━━━ INPUT MATERIAL

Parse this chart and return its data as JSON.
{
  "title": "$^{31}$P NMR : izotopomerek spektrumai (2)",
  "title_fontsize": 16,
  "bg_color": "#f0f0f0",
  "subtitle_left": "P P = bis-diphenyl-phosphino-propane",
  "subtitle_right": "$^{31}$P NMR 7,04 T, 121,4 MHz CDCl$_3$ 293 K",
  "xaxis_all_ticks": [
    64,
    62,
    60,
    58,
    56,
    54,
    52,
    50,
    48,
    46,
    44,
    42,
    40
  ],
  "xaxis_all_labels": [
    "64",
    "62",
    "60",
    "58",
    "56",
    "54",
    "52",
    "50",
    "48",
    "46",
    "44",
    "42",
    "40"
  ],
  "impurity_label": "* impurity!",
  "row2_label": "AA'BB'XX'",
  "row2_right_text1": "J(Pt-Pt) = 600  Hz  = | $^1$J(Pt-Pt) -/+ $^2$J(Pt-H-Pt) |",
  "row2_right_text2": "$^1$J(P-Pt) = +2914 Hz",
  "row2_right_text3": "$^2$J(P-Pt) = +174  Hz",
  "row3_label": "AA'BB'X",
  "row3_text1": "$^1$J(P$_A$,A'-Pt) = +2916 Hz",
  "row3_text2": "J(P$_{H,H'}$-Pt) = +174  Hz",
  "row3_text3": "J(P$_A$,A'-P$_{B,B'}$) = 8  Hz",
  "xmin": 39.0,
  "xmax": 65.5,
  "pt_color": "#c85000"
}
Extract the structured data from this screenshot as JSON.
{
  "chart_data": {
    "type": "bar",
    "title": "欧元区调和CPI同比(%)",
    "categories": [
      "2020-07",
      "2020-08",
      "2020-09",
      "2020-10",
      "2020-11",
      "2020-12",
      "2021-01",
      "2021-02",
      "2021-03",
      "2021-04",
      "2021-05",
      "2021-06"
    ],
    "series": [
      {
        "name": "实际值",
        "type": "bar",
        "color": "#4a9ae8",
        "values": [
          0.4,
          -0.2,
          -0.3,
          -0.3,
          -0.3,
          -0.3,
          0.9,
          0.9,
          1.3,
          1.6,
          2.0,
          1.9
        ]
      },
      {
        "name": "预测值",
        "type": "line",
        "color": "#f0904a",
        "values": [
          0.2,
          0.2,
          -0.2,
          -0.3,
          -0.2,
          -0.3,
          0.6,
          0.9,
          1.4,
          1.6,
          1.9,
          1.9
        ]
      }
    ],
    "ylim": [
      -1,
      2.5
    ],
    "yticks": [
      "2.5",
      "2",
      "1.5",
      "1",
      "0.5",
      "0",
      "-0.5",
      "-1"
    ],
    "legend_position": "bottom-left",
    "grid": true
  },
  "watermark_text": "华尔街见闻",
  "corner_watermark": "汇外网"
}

━━━━━━

Write out every record shown above, word for word.

**EXERCISE RESPONSE:**
Parse this chart and return its data as JSON.
{
  "title": "$^{31}$P NMR : izotopomerek spektrumai (2)",
  "title_fontsize": 16,
  "bg_color": "#f0f0f0",
  "subtitle_left": "P P = bis-diphenyl-phosphino-propane",
  "subtitle_right": "$^{31}$P NMR 7,04 T, 121,4 MHz CDCl$_3$ 293 K",
  "xaxis_all_ticks": [
    64,
    62,
    60,
    58,
    56,
    54,
    52,
    50,
    48,
    46,
    44,
    42,
    40
  ],
  "xaxis_all_labels": [
    "64",
    "62",
    "60",
    "58",
    "56",
    "54",
    "52",
    "50",
    "48",
    "46",
    "44",
    "42",
    "40"
  ],
  "impurity_label": "* impurity!",
  "row2_label": "AA'BB'XX'",
  "row2_right_text1": "J(Pt-Pt) = 600  Hz  = | $^1$J(Pt-Pt) -/+ $^2$J(Pt-H-Pt) |",
  "row2_right_text2": "$^1$J(P-Pt) = +2914 Hz",
  "row2_right_text3": "$^2$J(P-Pt) = +174  Hz",
  "row3_label": "AA'BB'X",
  "row3_text1": "$^1$J(P$_A$,A'-Pt) = +2916 Hz",
  "row3_text2": "J(P$_{H,H'}$-Pt) = +174  Hz",
  "row3_text3": "J(P$_A$,A'-P$_{B,B'}$) = 8  Hz",
  "xmin": 39.0,
  "xmax": 65.5,
  "pt_color": "#c85000"
}
Extract the structured data from this screenshot as JSON.
{
  "chart_data": {
    "type": "bar",
    "title": "欧元区调和CPI同比(%)",
    "categories": [
      "2020-07",
      "2020-08",
      "2020-09",
      "2020-10",
      "2020-11",
      "2020-12",
      "2021-01",
      "2021-02",
      "2021-03",
      "2021-04",
      "2021-05",
      "2021-06"
    ],
    "series": [
      {
        "name": "实际值",
        "type": "bar",
        "color": "#4a9ae8",
        "values": [
          0.4,
          -0.2,
          -0.3,
          -0.3,
          -0.3,
          -0.3,
          0.9,
          0.9,
          1.3,
          1.6,
          2.0,
          1.9
        ]
      },
      {
        "name": "预测值",
        "type": "line",
        "color": "#f0904a",
        "values": [
          0.2,
          0.2,
          -0.2,
          -0.3,
          -0.2,
          -0.3,
          0.6,
          0.9,
          1.4,
          1.6,
          1.9,
          1.9
        ]
      }
    ],
    "ylim": [
      -1,
      2.5
    ],
    "yticks": [
      "2.5",
      "2",
      "1.5",
      "1",
      "0.5",
      "0",
      "-0.5",
      "-1"
    ],
    "legend_position": "bottom-left",
    "grid": true
  },
  "watermark_text": "华尔街见闻",
  "corner_watermark": "汇外网"
}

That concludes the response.